#### What is being asked:
In the records below, count every line containing "structured". Reply with the number only.

#### Supplied information:
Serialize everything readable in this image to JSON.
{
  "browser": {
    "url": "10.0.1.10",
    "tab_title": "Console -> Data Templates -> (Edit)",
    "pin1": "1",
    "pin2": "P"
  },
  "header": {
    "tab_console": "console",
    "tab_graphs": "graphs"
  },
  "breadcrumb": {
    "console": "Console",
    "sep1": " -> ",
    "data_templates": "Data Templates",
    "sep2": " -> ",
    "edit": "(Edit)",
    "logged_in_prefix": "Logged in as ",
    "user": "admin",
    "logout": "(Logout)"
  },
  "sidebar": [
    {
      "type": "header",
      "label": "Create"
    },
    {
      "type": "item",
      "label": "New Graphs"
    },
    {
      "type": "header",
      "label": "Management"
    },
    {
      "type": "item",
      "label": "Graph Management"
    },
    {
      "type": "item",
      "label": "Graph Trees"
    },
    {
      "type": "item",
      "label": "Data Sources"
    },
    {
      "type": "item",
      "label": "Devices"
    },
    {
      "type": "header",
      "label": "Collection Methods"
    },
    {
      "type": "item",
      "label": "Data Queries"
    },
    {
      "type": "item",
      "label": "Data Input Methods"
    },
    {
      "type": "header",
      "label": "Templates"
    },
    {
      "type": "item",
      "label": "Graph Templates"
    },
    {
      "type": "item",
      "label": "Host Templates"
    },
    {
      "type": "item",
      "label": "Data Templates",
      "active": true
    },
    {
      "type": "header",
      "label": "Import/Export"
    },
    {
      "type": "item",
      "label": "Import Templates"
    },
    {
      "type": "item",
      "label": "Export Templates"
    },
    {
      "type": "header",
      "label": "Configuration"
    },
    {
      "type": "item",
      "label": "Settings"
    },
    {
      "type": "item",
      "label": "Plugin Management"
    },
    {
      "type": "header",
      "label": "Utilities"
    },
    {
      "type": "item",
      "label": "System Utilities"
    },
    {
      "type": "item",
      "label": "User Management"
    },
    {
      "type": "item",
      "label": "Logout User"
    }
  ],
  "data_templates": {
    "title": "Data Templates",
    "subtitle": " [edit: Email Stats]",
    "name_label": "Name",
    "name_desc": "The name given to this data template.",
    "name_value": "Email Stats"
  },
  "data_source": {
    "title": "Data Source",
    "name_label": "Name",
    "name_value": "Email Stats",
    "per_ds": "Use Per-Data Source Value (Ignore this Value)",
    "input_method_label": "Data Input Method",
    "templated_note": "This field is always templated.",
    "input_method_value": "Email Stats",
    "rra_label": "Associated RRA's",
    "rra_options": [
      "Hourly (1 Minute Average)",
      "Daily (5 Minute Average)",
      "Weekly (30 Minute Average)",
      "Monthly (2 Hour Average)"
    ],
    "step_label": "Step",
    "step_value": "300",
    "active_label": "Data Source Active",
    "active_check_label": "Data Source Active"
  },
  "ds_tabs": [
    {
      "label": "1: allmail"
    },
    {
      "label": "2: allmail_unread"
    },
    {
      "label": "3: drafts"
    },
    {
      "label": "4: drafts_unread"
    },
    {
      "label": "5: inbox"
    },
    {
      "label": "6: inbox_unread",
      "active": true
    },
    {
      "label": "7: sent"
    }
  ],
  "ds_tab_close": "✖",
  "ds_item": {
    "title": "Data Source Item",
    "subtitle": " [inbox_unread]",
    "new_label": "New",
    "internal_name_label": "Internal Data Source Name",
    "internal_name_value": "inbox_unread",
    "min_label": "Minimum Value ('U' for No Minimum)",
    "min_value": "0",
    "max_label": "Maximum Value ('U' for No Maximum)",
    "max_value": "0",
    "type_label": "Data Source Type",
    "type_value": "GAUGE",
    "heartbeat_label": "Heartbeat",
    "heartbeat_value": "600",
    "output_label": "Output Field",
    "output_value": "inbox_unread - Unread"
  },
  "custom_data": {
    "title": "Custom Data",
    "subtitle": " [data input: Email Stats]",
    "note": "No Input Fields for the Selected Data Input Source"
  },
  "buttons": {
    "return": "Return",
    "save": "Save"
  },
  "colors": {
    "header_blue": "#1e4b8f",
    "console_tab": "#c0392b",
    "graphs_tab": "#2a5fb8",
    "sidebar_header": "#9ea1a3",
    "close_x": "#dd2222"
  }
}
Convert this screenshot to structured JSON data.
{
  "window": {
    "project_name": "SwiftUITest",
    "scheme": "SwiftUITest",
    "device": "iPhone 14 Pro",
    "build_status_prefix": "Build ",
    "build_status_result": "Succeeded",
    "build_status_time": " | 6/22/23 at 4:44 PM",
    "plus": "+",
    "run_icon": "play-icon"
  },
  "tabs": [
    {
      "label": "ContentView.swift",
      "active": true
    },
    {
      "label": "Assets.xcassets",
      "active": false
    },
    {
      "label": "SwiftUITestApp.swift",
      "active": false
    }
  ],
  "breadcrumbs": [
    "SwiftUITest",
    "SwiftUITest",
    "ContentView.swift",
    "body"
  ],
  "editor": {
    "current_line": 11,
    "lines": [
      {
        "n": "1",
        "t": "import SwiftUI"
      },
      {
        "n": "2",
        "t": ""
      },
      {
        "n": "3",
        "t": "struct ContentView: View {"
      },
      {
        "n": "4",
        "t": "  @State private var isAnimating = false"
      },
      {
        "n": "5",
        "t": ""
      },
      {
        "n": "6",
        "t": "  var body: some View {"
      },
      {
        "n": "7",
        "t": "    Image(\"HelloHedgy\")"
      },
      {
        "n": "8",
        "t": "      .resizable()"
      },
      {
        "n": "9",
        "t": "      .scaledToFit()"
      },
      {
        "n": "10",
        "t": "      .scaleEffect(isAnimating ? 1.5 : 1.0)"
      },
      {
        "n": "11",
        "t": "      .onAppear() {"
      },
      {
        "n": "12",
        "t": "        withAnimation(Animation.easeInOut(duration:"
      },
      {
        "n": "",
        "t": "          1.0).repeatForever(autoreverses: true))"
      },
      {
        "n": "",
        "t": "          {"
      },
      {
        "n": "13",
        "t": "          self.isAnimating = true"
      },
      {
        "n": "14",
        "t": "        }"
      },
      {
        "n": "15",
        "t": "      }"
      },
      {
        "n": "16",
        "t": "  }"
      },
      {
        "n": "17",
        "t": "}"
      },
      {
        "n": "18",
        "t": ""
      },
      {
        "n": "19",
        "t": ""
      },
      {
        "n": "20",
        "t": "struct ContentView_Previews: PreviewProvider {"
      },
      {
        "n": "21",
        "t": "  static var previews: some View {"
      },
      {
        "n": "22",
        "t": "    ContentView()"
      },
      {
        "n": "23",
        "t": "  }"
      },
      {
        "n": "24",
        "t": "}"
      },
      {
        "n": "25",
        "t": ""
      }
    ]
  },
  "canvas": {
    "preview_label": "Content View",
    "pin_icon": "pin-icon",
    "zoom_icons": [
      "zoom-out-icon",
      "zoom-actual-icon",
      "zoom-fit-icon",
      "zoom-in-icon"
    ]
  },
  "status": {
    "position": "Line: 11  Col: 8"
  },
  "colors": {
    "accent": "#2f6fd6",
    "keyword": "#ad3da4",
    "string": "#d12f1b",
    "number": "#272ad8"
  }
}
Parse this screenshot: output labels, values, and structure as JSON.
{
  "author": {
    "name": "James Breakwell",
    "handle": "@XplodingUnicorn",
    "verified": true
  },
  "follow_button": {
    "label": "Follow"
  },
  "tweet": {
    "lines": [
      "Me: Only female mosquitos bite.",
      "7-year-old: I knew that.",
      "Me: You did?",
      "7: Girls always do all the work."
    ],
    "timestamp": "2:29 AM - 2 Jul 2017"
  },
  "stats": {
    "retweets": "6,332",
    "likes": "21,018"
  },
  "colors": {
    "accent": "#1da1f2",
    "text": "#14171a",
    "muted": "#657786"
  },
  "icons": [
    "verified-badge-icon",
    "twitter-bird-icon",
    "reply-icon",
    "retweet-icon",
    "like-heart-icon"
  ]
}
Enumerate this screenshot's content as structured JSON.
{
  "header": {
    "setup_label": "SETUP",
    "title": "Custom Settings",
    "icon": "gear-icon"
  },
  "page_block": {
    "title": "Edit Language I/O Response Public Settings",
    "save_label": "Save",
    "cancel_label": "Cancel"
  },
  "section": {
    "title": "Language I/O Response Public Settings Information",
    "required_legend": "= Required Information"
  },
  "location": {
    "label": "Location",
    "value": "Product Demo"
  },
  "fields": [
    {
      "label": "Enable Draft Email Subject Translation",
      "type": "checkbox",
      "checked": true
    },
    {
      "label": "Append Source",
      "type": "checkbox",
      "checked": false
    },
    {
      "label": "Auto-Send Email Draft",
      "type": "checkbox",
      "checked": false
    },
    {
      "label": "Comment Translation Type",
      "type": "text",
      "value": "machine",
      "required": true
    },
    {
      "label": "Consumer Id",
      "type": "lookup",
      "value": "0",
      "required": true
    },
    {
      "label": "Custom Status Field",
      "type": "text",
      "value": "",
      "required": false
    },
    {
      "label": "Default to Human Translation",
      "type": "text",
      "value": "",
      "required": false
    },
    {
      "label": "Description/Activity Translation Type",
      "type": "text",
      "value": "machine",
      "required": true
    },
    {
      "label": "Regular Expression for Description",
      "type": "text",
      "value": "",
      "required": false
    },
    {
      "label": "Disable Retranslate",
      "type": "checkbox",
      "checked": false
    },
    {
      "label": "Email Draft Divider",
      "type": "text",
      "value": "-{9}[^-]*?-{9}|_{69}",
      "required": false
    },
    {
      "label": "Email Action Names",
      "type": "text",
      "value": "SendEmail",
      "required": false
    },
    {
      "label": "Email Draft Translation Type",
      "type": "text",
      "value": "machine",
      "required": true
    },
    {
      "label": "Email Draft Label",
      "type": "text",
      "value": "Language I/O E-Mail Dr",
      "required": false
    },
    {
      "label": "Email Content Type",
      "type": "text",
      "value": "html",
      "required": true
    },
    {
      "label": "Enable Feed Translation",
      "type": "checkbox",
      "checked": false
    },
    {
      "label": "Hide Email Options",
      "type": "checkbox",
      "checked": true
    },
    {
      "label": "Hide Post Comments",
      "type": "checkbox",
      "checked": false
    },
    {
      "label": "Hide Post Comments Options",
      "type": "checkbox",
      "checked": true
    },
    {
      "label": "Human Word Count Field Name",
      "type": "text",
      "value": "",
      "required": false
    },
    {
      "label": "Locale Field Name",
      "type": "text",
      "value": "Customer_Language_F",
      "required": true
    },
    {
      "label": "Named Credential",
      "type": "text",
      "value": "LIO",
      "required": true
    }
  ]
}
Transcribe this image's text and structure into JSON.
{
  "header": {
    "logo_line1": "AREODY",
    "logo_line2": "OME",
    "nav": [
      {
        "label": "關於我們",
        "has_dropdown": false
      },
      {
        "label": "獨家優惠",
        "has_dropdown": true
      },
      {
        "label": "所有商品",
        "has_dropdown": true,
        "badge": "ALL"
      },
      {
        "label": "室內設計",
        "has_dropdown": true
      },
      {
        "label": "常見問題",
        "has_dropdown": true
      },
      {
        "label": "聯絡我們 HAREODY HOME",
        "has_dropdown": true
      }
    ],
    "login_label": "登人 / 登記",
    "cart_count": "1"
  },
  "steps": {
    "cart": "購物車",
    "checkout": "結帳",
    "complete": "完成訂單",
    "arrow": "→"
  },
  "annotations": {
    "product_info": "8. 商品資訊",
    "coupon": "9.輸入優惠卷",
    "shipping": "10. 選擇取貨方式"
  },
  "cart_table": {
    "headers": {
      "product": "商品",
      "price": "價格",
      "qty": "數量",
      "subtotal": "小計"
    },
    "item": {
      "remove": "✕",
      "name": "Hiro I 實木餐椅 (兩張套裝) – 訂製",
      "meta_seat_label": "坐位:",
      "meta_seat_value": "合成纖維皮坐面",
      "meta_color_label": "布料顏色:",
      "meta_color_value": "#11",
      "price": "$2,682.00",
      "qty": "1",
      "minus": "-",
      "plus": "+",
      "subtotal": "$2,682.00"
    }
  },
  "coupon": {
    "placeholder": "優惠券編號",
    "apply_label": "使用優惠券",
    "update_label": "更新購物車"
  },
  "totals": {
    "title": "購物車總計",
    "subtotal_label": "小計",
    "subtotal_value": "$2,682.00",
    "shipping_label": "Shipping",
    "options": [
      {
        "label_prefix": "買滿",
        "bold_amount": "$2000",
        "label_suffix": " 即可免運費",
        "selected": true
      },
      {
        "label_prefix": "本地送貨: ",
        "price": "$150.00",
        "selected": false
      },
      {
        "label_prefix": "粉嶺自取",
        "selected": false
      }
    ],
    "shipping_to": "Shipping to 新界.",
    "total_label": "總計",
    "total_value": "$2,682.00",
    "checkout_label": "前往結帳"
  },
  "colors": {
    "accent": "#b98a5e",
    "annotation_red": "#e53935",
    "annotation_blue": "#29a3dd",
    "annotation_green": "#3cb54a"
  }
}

#### Result:
2